◆ **EXERCISE MATERIAL**
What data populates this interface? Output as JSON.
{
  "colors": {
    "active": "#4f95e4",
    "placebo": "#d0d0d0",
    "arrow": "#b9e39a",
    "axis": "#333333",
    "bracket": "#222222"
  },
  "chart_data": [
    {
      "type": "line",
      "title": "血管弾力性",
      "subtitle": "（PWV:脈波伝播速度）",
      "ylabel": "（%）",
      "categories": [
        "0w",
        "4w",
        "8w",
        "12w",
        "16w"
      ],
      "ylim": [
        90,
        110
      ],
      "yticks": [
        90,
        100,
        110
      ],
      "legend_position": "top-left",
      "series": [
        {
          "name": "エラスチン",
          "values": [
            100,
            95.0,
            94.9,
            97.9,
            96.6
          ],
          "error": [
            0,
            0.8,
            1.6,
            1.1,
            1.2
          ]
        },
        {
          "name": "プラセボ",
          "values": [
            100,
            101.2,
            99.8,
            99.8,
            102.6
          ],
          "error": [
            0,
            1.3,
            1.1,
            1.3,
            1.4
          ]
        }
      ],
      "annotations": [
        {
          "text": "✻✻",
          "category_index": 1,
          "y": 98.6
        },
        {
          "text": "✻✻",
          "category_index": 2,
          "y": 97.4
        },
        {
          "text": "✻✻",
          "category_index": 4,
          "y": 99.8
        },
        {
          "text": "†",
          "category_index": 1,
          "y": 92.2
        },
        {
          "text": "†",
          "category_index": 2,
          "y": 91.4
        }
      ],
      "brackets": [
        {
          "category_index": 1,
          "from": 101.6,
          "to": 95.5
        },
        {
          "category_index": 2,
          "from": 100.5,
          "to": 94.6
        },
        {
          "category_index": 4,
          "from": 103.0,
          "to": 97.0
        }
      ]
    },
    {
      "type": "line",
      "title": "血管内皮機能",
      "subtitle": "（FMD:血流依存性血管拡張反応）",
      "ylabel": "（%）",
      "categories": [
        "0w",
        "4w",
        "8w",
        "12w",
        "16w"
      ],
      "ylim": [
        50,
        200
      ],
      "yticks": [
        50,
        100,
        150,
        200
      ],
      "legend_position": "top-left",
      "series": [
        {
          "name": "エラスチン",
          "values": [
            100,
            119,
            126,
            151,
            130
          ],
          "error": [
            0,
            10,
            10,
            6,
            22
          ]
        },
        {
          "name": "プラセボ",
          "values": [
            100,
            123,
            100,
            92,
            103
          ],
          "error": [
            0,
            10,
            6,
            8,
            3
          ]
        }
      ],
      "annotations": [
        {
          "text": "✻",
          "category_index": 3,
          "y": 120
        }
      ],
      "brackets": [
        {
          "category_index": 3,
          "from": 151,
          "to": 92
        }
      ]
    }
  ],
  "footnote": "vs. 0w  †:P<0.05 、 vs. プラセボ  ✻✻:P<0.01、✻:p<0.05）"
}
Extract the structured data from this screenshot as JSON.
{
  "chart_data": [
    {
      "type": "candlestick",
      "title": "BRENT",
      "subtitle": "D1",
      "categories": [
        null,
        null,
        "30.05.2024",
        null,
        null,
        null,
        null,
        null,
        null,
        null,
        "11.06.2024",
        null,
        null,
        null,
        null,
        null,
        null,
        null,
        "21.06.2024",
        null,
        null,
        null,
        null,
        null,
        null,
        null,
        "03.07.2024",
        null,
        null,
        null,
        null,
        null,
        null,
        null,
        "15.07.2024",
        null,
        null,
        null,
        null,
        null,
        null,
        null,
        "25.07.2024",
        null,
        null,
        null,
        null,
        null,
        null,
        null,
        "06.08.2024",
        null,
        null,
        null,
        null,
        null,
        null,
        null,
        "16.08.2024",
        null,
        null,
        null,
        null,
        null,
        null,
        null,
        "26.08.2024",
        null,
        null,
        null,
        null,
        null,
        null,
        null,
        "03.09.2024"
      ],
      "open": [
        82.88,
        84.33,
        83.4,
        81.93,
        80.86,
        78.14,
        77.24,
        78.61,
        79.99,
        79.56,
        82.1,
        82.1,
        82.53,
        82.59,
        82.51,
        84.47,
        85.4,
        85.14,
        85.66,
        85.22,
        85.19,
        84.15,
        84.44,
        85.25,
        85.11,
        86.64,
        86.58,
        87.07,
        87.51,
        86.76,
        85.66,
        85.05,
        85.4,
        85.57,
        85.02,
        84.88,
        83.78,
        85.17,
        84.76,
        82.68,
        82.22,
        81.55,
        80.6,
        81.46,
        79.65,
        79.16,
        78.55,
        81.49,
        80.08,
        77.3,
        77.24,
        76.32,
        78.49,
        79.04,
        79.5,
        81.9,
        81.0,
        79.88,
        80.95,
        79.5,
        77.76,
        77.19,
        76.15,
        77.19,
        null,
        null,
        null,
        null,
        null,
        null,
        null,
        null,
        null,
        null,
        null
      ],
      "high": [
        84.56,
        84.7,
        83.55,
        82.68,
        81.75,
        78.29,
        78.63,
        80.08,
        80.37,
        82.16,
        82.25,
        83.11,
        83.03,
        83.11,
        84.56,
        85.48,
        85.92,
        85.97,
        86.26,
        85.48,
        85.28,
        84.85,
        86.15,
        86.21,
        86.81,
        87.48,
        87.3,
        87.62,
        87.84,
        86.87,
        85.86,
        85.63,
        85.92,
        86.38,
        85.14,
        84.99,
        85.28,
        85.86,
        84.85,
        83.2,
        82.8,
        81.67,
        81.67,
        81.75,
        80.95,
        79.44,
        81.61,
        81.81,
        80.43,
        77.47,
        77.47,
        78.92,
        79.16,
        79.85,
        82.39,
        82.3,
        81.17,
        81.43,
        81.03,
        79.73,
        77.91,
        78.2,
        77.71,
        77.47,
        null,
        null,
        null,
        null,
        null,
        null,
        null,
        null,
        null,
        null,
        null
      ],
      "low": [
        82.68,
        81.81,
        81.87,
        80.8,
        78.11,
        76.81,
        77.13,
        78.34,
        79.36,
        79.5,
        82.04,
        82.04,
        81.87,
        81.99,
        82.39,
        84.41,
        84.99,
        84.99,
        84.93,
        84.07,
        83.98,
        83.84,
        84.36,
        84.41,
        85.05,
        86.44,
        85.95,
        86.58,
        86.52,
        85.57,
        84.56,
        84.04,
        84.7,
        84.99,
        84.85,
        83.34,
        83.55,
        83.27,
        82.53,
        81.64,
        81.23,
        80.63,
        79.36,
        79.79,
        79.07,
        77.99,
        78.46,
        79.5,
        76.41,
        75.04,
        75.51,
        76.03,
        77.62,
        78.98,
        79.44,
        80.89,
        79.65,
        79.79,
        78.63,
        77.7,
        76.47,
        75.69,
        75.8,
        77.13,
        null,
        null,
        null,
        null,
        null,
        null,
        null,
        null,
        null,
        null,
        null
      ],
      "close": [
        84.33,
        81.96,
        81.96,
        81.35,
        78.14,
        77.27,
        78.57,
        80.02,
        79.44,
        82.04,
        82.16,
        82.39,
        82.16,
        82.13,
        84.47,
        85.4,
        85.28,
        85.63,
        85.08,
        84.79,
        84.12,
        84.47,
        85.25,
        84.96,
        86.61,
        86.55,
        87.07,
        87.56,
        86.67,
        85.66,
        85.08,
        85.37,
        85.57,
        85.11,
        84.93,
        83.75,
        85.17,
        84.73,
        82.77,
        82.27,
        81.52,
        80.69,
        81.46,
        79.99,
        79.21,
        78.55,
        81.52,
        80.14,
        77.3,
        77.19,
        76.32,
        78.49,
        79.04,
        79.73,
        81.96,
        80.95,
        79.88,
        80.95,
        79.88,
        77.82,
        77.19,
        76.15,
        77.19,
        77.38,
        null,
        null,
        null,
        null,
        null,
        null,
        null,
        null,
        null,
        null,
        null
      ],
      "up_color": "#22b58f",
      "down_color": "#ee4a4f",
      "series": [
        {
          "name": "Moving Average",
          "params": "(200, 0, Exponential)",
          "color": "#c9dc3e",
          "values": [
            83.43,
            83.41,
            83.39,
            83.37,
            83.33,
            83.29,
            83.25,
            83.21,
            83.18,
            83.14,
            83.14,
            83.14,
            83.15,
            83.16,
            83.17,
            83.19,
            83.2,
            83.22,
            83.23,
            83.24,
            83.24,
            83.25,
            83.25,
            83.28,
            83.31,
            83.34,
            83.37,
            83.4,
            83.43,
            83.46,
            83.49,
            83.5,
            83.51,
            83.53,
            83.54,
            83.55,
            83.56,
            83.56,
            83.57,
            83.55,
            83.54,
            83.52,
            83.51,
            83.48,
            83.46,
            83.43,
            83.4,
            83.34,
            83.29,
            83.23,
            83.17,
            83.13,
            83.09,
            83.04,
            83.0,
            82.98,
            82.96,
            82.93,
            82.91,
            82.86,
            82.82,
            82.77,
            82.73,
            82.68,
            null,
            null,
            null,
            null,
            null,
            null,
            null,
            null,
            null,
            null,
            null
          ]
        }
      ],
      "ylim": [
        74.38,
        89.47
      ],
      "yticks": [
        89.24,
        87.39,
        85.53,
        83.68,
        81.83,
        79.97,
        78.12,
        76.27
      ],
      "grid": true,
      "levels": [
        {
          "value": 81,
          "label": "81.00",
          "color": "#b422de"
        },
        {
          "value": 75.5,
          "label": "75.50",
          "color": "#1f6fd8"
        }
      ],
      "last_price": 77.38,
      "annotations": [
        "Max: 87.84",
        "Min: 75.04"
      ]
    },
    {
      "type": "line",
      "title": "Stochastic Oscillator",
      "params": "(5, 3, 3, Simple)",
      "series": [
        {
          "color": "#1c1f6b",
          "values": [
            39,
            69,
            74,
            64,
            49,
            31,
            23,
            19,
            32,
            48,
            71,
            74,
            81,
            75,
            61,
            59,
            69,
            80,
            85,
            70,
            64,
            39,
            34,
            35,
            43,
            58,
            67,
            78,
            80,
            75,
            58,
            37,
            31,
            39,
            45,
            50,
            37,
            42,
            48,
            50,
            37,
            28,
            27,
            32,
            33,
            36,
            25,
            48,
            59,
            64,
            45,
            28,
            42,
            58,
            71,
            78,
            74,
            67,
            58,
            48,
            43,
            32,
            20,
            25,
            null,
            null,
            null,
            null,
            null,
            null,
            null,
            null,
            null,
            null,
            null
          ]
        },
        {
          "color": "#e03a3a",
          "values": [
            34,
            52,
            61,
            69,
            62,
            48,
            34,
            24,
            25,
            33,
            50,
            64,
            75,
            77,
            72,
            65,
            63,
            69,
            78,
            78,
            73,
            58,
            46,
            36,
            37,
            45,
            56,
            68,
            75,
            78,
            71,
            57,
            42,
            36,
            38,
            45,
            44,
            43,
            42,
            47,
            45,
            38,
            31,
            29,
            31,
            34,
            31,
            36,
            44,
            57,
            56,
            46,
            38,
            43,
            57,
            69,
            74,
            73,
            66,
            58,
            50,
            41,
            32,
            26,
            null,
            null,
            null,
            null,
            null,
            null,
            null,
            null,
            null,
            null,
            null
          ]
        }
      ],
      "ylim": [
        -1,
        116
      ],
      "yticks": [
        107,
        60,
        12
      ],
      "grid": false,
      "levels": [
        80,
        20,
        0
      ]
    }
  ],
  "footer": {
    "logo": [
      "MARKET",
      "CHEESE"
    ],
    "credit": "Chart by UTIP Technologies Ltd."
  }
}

◆ **WORK TO BE COMPLETED**
Return all lines containing the word "JSON".

◆ **TASK RESPONSE**
What data populates this interface? Output as JSON.
Extract the structured data from this screenshot as JSON.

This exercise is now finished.